**Exercise tasks**
1. Translate this sentence from the text on rickets into Spanish: "Eventually a generalized reduction in bone density is seen."
2. According to the text on rickets, where do the first changes of rickets appear?
3. From the text on rickets, extract the passage starting at "Initial Changes" and ending at "early radiological changes.".

**Text provided**
━━━━━━━━━━━━━━━━━━━━
Pathophysiological basis of radiographic findings in rickets
Loss of orderly maturation and mineralization of cartilage cells at the growth plate resulting from Vitamin D deficiency is 'Rickets'. Thus, Rickets is like osteomalacia in a growing skeleton.

Inherent to all rachitic syndromes are osteomalacic changes in portions of skeleton that contains mineralized bone (Mature bone-both compact & spongy). The skeletal effects are due to lack of calcification of osteoid. The most obvious change are at 'metaphysis'- where rapid growth is occurring. First change to appear is a 'loss of normal zone of provisional calcification' adjacent to metaphysis. This begins as an indistinctness of the metaphyseal margin, progressing to a 'frayed' appearance with widening of the growth plate, due to lack of calcification of metaphyseal bone. Weight bearing & stress on uncalcified bone gives rise to 'splaying' & 'cupping' of metaphysis. A similar but less marked effect occurs in subperiosteal layer , which may cause lack of distinctness of cortical margin. Eventually a generalized reduction in bone density is seen. In the epiphysis - there may be some haziness of cortical margin. Thus, all findings in Rickets occur due to failure of calcification & abnormal demineralization.




Initial Changes
The first changes of rickets appear in rapidly growing distal ends of ulna & radius (wrist & knee are commonly involved due to more use). Rarefaction of provisional zone of calcification with widening of epiphysis-diaphysis distance is first to appear. Following treatment there is ossification of provisional zone of calcification.

However,

early signs of Rickets

should be always looked for e.g. On chest X-ray, humoral head may show certain early radiological changes.




Skull and Spine Changes
Skull changes
- Pronounced calvarial demineralization(Even facial bones are involved)
- Basilar Invagination
- Indistinct sutural margin
- Delayed tooth eruption
- Premature craniostenosis
- Craniotabes
- Calvarial thickening following treatment
Spine changes
- Scoliosis
- Biconcave vertebral bodies
- Triradiate pelvis

Healing Rickets
With treatment, there is regression of radiological findings seen in Rickets. During a stage of healing, there is extensive periosteal new bone formation as a reflection of ossification occurring along the cornices of diaphyses. Also seen during healing are radiolucent bands at metaphyses of long bones & cupping of metaphyses becomes clearly prominent. As healing progresses remodeling of bowing deformities occur & in skull characteristic bossing of frontal & parietal bones becomes apparent with premature closure of sutures.
━━━━━━━━━━━━━━━━━━━━
Document layout analysis data
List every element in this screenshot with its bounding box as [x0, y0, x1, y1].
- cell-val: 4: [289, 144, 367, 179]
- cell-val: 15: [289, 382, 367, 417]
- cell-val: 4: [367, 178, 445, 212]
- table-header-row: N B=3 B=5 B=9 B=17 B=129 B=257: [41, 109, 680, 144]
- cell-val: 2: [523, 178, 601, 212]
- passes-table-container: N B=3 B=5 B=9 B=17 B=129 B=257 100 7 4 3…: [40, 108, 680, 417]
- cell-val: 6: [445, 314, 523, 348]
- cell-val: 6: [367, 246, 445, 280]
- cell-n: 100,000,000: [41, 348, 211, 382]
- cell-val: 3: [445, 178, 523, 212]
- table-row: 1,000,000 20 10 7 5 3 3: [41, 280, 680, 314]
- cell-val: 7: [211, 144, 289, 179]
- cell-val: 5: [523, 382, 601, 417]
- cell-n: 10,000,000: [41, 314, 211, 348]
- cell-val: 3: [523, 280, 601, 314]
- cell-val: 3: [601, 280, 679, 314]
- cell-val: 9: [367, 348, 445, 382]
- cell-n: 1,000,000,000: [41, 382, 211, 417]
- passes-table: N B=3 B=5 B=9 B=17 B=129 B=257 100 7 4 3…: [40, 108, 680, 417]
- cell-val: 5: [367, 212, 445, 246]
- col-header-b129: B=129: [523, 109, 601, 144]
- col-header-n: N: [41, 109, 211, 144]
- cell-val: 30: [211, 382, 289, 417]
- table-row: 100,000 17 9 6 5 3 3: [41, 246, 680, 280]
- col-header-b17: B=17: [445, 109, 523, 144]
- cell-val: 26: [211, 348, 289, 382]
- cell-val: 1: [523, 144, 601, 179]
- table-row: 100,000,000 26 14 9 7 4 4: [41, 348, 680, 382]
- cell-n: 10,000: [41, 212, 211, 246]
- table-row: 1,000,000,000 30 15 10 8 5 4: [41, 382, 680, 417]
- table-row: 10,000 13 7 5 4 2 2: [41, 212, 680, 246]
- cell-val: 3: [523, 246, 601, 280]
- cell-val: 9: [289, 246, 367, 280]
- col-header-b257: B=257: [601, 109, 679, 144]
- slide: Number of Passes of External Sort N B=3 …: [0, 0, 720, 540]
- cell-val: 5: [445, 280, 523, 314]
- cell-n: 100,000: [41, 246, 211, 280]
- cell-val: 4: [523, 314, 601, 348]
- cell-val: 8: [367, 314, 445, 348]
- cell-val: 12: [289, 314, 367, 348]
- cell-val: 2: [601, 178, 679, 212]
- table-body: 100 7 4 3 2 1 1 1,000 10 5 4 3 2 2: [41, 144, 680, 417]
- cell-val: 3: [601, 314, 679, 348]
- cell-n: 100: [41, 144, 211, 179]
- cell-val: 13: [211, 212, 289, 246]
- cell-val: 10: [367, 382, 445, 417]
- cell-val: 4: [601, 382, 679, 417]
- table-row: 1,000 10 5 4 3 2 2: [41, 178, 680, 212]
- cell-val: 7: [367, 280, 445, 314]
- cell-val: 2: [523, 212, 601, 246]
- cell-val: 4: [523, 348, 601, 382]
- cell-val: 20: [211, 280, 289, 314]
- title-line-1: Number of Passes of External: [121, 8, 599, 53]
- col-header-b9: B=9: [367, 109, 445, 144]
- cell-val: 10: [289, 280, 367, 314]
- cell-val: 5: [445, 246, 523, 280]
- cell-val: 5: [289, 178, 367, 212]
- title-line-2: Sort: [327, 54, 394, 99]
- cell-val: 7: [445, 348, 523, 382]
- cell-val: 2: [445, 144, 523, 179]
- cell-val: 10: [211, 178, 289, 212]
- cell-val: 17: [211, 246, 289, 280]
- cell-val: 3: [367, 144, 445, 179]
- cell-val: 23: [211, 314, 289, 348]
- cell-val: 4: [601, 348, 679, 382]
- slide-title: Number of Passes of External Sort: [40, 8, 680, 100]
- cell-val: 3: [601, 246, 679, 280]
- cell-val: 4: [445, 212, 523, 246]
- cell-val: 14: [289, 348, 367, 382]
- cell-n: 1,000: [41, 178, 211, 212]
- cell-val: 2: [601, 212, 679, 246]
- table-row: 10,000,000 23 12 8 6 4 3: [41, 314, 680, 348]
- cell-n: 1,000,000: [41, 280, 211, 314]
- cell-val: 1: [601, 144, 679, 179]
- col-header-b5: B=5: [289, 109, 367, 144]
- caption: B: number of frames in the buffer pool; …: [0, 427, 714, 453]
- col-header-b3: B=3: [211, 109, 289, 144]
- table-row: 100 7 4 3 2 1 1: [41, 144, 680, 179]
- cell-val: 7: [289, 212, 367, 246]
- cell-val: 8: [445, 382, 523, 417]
━━━━━━━━━━━━━━━━━━━━
**Task solutions**
1. Finalmente, se observa una reducción generalizada de la densidad ósea.

2. They appear in the rapidly growing distal ends of the ulna and radius.

3.
Initial Changes
The first changes of rickets appear in rapidly growing distal ends of ulna & radius (wrist & knee are commonly involved due to more use). Rarefaction of provisional zone of calcification with widening of epiphysis-diaphysis distance is first to appear. Following treatment there is ossification of provisional zone of calcification.

However,

early signs of Rickets

should be always looked for e.g. On chest X-ray, humoral head may show certain early radiological changes.